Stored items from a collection
- - - - -
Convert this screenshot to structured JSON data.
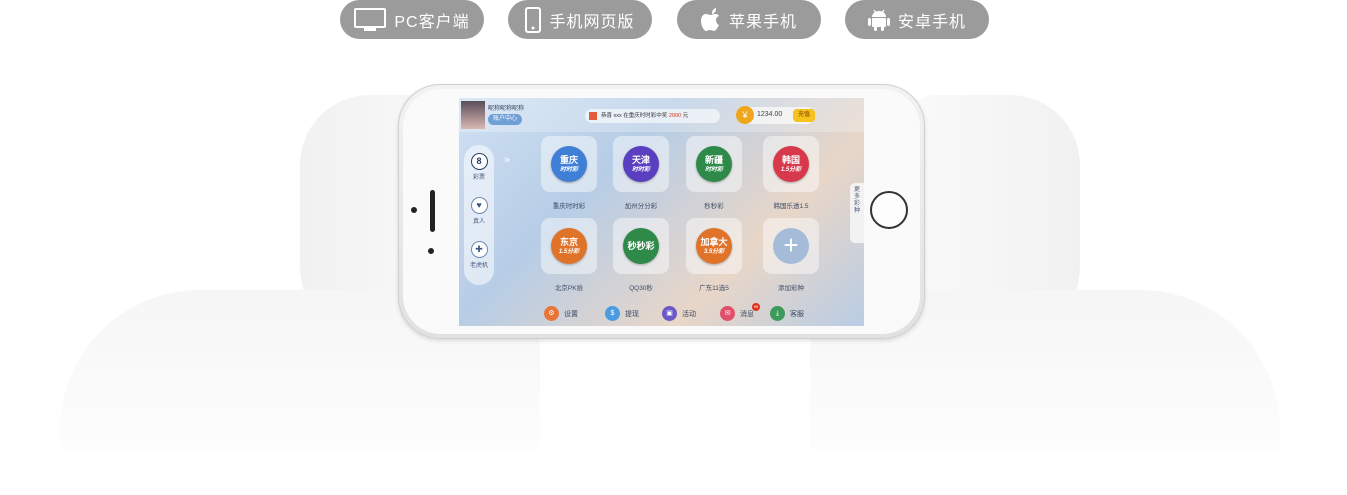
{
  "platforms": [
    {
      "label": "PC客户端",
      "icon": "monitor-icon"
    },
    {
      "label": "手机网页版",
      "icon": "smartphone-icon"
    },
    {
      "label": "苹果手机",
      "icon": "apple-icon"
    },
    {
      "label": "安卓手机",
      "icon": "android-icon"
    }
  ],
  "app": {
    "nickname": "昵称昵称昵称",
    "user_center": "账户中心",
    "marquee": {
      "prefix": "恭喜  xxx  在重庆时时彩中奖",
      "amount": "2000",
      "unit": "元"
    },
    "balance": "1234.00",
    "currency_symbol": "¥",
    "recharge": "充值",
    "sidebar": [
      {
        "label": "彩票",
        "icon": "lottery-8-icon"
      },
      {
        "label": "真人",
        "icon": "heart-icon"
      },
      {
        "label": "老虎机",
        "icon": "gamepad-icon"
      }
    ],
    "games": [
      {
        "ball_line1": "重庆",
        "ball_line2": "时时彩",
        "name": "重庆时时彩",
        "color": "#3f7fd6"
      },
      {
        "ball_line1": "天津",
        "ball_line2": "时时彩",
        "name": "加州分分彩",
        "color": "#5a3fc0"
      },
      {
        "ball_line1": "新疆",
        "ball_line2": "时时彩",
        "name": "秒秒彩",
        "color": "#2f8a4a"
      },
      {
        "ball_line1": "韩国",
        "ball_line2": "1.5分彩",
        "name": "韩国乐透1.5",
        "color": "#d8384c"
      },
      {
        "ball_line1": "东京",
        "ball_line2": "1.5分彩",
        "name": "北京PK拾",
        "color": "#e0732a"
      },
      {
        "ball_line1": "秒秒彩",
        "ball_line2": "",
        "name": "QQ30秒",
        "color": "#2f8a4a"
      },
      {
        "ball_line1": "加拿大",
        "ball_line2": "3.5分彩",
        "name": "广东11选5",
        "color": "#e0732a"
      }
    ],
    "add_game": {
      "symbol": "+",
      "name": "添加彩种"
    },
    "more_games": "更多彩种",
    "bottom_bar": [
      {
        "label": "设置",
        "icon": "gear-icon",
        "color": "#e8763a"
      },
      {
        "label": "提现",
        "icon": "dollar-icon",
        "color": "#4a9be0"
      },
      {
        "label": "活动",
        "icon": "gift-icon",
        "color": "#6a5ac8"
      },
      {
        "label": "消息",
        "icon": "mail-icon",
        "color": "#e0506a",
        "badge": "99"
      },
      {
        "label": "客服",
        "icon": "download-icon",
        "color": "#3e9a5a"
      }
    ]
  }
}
- - - - -
### Instructions for the task
Pick out the lines that have the word "icon". Copy them all.

### The solution
      "icon": "monitor-icon"
      "icon": "smartphone-icon"
      "icon": "apple-icon"
      "icon": "android-icon"
        "icon": "lottery-8-icon"
        "icon": "heart-icon"
        "icon": "gamepad-icon"
        "icon": "gear-icon",
        "icon": "dollar-icon",
        "icon": "gift-icon",
        "icon": "mail-icon",
        "icon": "download-icon",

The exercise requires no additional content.